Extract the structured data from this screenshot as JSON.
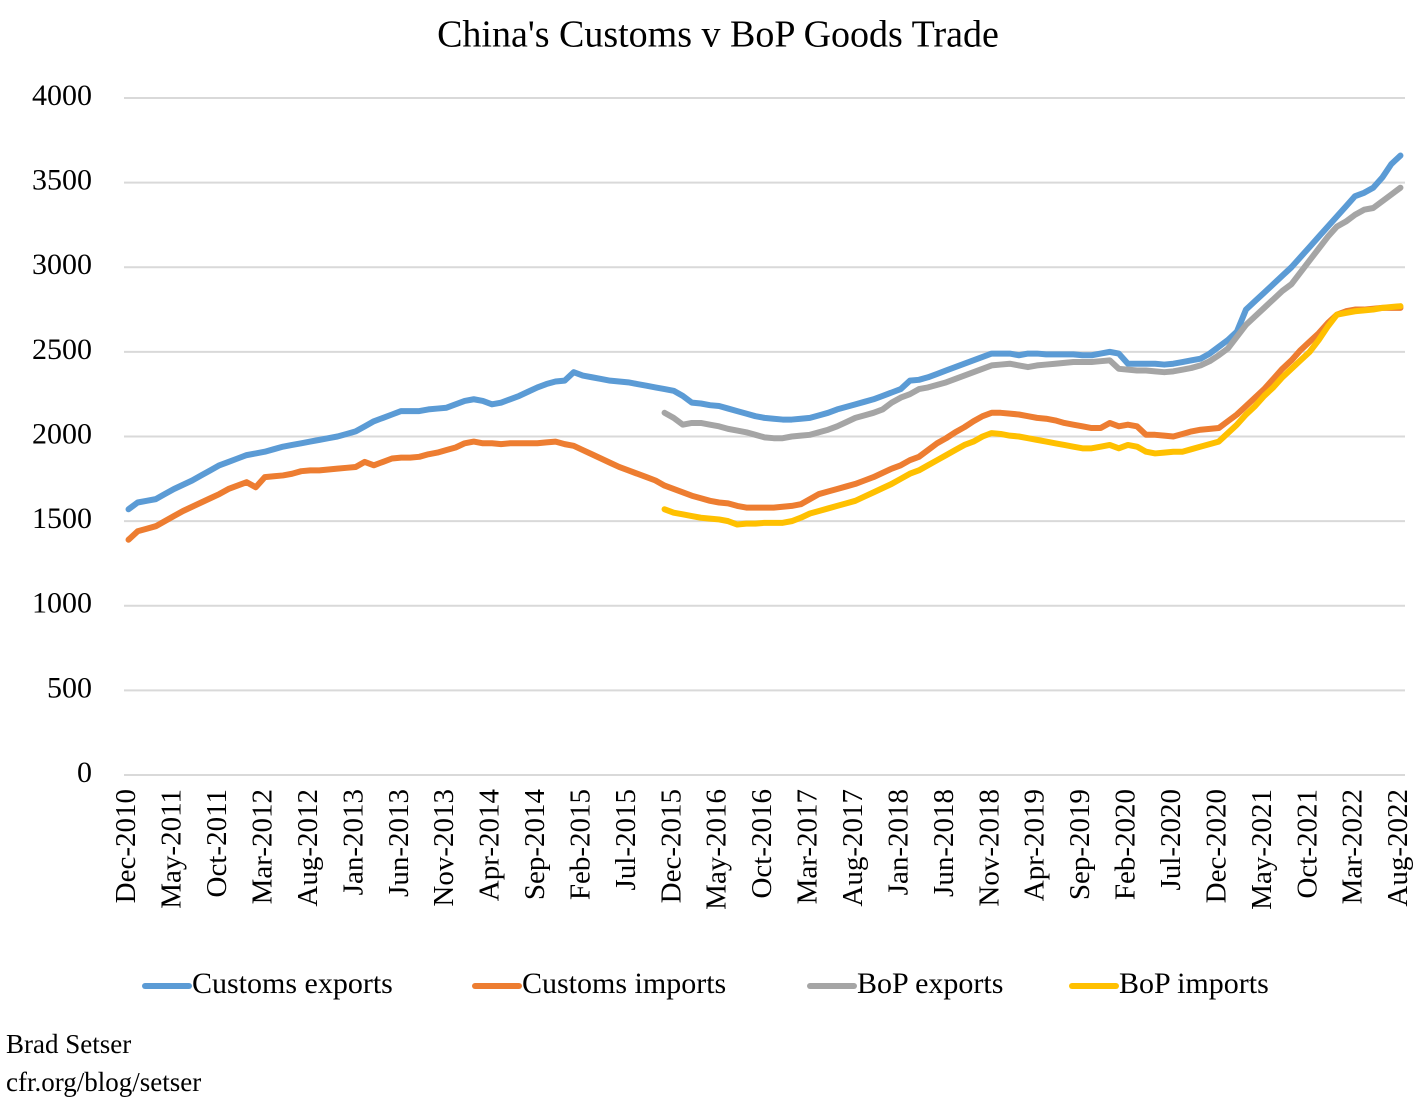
{
  "chart_data": {
    "type": "line",
    "title": "China's Customs v BoP Goods Trade",
    "categories": [
      "Dec-2010",
      null,
      null,
      null,
      null,
      "May-2011",
      null,
      null,
      null,
      null,
      "Oct-2011",
      null,
      null,
      null,
      null,
      "Mar-2012",
      null,
      null,
      null,
      null,
      "Aug-2012",
      null,
      null,
      null,
      null,
      "Jan-2013",
      null,
      null,
      null,
      null,
      "Jun-2013",
      null,
      null,
      null,
      null,
      "Nov-2013",
      null,
      null,
      null,
      null,
      "Apr-2014",
      null,
      null,
      null,
      null,
      "Sep-2014",
      null,
      null,
      null,
      null,
      "Feb-2015",
      null,
      null,
      null,
      null,
      "Jul-2015",
      null,
      null,
      null,
      null,
      "Dec-2015",
      null,
      null,
      null,
      null,
      "May-2016",
      null,
      null,
      null,
      null,
      "Oct-2016",
      null,
      null,
      null,
      null,
      "Mar-2017",
      null,
      null,
      null,
      null,
      "Aug-2017",
      null,
      null,
      null,
      null,
      "Jan-2018",
      null,
      null,
      null,
      null,
      "Jun-2018",
      null,
      null,
      null,
      null,
      "Nov-2018",
      null,
      null,
      null,
      null,
      "Apr-2019",
      null,
      null,
      null,
      null,
      "Sep-2019",
      null,
      null,
      null,
      null,
      "Feb-2020",
      null,
      null,
      null,
      null,
      "Jul-2020",
      null,
      null,
      null,
      null,
      "Dec-2020",
      null,
      null,
      null,
      null,
      "May-2021",
      null,
      null,
      null,
      null,
      "Oct-2021",
      null,
      null,
      null,
      null,
      "Mar-2022",
      null,
      null,
      null,
      null,
      "Aug-2022"
    ],
    "series": [
      {
        "name": "Customs exports",
        "color": "#5b9bd5",
        "values": [
          1570,
          1610,
          1620,
          1630,
          1660,
          1690,
          1715,
          1740,
          1770,
          1800,
          1830,
          1850,
          1870,
          1890,
          1900,
          1910,
          1925,
          1940,
          1950,
          1960,
          1970,
          1980,
          1990,
          2000,
          2015,
          2030,
          2060,
          2090,
          2110,
          2130,
          2150,
          2150,
          2150,
          2160,
          2165,
          2170,
          2190,
          2210,
          2220,
          2210,
          2190,
          2200,
          2220,
          2240,
          2265,
          2290,
          2310,
          2325,
          2330,
          2380,
          2360,
          2350,
          2340,
          2330,
          2325,
          2320,
          2310,
          2300,
          2290,
          2280,
          2270,
          2240,
          2200,
          2195,
          2185,
          2180,
          2165,
          2150,
          2135,
          2120,
          2110,
          2105,
          2100,
          2100,
          2105,
          2110,
          2125,
          2140,
          2160,
          2175,
          2190,
          2205,
          2220,
          2240,
          2260,
          2280,
          2330,
          2335,
          2350,
          2370,
          2390,
          2410,
          2430,
          2450,
          2470,
          2490,
          2490,
          2490,
          2480,
          2490,
          2490,
          2485,
          2485,
          2485,
          2485,
          2480,
          2480,
          2490,
          2500,
          2490,
          2430,
          2430,
          2430,
          2430,
          2425,
          2430,
          2440,
          2450,
          2460,
          2490,
          2530,
          2570,
          2620,
          2750,
          2800,
          2850,
          2900,
          2950,
          3000,
          3060,
          3120,
          3180,
          3240,
          3300,
          3360,
          3420,
          3440,
          3470,
          3530,
          3610,
          3660
        ]
      },
      {
        "name": "Customs imports",
        "color": "#ed7d31",
        "values": [
          1390,
          1440,
          1455,
          1470,
          1500,
          1530,
          1560,
          1585,
          1610,
          1635,
          1660,
          1690,
          1710,
          1730,
          1700,
          1760,
          1765,
          1770,
          1780,
          1795,
          1800,
          1800,
          1805,
          1810,
          1815,
          1820,
          1850,
          1830,
          1850,
          1870,
          1875,
          1875,
          1880,
          1895,
          1905,
          1920,
          1935,
          1960,
          1970,
          1960,
          1960,
          1955,
          1960,
          1960,
          1960,
          1960,
          1965,
          1970,
          1955,
          1945,
          1920,
          1895,
          1870,
          1845,
          1820,
          1800,
          1780,
          1760,
          1740,
          1710,
          1690,
          1670,
          1650,
          1635,
          1620,
          1610,
          1605,
          1590,
          1580,
          1580,
          1580,
          1580,
          1585,
          1590,
          1600,
          1630,
          1660,
          1675,
          1690,
          1705,
          1720,
          1740,
          1760,
          1785,
          1810,
          1830,
          1860,
          1880,
          1920,
          1960,
          1990,
          2025,
          2055,
          2090,
          2120,
          2140,
          2140,
          2135,
          2130,
          2120,
          2110,
          2105,
          2095,
          2080,
          2070,
          2060,
          2050,
          2050,
          2080,
          2060,
          2070,
          2060,
          2010,
          2010,
          2005,
          2000,
          2015,
          2030,
          2040,
          2045,
          2050,
          2090,
          2130,
          2180,
          2230,
          2280,
          2340,
          2400,
          2450,
          2510,
          2560,
          2610,
          2670,
          2720,
          2740,
          2750,
          2750,
          2755,
          2760,
          2760,
          2760
        ]
      },
      {
        "name": "BoP exports",
        "color": "#a5a5a5",
        "values": [
          null,
          null,
          null,
          null,
          null,
          null,
          null,
          null,
          null,
          null,
          null,
          null,
          null,
          null,
          null,
          null,
          null,
          null,
          null,
          null,
          null,
          null,
          null,
          null,
          null,
          null,
          null,
          null,
          null,
          null,
          null,
          null,
          null,
          null,
          null,
          null,
          null,
          null,
          null,
          null,
          null,
          null,
          null,
          null,
          null,
          null,
          null,
          null,
          null,
          null,
          null,
          null,
          null,
          null,
          null,
          null,
          null,
          null,
          null,
          2140,
          2110,
          2070,
          2080,
          2080,
          2070,
          2060,
          2045,
          2035,
          2025,
          2010,
          1995,
          1990,
          1990,
          2000,
          2005,
          2010,
          2025,
          2040,
          2060,
          2085,
          2110,
          2125,
          2140,
          2160,
          2200,
          2230,
          2250,
          2280,
          2290,
          2305,
          2320,
          2340,
          2360,
          2380,
          2400,
          2420,
          2425,
          2430,
          2420,
          2410,
          2420,
          2425,
          2430,
          2435,
          2440,
          2440,
          2440,
          2445,
          2450,
          2400,
          2395,
          2390,
          2390,
          2385,
          2380,
          2385,
          2395,
          2405,
          2420,
          2445,
          2480,
          2520,
          2590,
          2660,
          2710,
          2760,
          2810,
          2860,
          2900,
          2970,
          3040,
          3110,
          3180,
          3240,
          3270,
          3310,
          3340,
          3350,
          3390,
          3430,
          3470
        ]
      },
      {
        "name": "BoP imports",
        "color": "#ffc000",
        "values": [
          null,
          null,
          null,
          null,
          null,
          null,
          null,
          null,
          null,
          null,
          null,
          null,
          null,
          null,
          null,
          null,
          null,
          null,
          null,
          null,
          null,
          null,
          null,
          null,
          null,
          null,
          null,
          null,
          null,
          null,
          null,
          null,
          null,
          null,
          null,
          null,
          null,
          null,
          null,
          null,
          null,
          null,
          null,
          null,
          null,
          null,
          null,
          null,
          null,
          null,
          null,
          null,
          null,
          null,
          null,
          null,
          null,
          null,
          null,
          1570,
          1550,
          1540,
          1530,
          1520,
          1515,
          1510,
          1500,
          1480,
          1485,
          1485,
          1490,
          1490,
          1490,
          1500,
          1520,
          1545,
          1560,
          1575,
          1590,
          1605,
          1620,
          1645,
          1670,
          1695,
          1720,
          1750,
          1780,
          1800,
          1830,
          1860,
          1890,
          1920,
          1950,
          1970,
          2000,
          2020,
          2015,
          2005,
          2000,
          1990,
          1980,
          1970,
          1960,
          1950,
          1940,
          1930,
          1930,
          1940,
          1950,
          1930,
          1950,
          1940,
          1910,
          1900,
          1905,
          1910,
          1910,
          1925,
          1940,
          1955,
          1970,
          2020,
          2070,
          2130,
          2180,
          2240,
          2290,
          2350,
          2400,
          2450,
          2500,
          2570,
          2650,
          2720,
          2730,
          2740,
          2745,
          2750,
          2760,
          2765,
          2770
        ]
      }
    ],
    "ylim": [
      0,
      4000
    ],
    "yticks": [
      0,
      500,
      1000,
      1500,
      2000,
      2500,
      3000,
      3500,
      4000
    ],
    "grid": true,
    "legend": "bottom"
  },
  "footer": {
    "author": "Brad Setser",
    "source": "cfr.org/blog/setser"
  }
}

· · ·

Show every line above in which the word "imports" occurs.

        "name": "Customs imports",
        "name": "BoP imports",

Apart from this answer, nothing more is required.